== Data for processing ==
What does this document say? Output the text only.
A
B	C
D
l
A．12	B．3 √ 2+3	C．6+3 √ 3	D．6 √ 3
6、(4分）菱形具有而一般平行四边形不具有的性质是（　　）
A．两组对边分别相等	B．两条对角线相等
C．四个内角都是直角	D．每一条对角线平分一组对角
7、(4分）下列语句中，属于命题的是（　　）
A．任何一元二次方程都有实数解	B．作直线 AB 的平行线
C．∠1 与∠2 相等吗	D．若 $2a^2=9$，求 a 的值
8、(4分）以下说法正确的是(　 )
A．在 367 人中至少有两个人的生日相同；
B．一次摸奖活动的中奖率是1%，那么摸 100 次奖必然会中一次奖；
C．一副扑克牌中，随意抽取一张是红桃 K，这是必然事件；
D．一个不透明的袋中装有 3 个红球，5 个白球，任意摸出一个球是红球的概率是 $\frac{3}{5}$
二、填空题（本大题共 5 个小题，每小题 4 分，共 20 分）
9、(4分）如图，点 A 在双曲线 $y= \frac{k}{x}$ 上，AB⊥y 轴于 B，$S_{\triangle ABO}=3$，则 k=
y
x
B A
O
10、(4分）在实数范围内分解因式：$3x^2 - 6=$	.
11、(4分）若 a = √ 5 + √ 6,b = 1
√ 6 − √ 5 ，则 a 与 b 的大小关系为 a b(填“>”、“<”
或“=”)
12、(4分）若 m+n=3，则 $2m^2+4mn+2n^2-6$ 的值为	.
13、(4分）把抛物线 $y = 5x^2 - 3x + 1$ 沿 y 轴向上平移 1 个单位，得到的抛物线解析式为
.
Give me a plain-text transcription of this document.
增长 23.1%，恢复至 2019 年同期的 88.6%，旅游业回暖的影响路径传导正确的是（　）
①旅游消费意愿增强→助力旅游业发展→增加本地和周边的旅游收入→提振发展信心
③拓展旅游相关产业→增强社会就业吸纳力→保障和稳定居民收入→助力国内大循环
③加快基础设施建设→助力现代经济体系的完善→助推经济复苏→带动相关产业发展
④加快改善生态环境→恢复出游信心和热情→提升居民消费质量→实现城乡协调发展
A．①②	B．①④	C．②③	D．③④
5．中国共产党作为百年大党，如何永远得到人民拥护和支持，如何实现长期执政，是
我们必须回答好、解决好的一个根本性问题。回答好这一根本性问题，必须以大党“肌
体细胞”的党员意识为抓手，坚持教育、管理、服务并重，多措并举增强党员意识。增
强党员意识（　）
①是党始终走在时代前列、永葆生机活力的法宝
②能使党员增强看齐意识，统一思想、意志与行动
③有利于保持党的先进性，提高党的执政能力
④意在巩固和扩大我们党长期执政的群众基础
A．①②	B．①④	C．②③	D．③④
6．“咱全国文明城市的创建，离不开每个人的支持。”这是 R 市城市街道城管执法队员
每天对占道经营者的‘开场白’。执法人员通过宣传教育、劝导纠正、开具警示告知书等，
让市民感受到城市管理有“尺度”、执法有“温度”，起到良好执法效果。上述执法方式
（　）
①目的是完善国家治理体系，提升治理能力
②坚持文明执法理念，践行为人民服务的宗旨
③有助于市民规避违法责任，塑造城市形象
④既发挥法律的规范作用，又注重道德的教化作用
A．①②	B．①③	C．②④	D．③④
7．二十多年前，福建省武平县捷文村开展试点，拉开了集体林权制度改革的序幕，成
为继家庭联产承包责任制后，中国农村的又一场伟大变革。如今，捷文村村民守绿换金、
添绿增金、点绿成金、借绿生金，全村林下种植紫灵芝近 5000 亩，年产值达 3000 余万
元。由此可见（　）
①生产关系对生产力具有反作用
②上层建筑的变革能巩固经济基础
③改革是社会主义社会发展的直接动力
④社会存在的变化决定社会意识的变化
===
Aim of the task →
Check each line above for the string "this" and show the ones that have it.

Solution to the problem →
What does this document say? Output the text only.
Give me a plain-text transcription of this document.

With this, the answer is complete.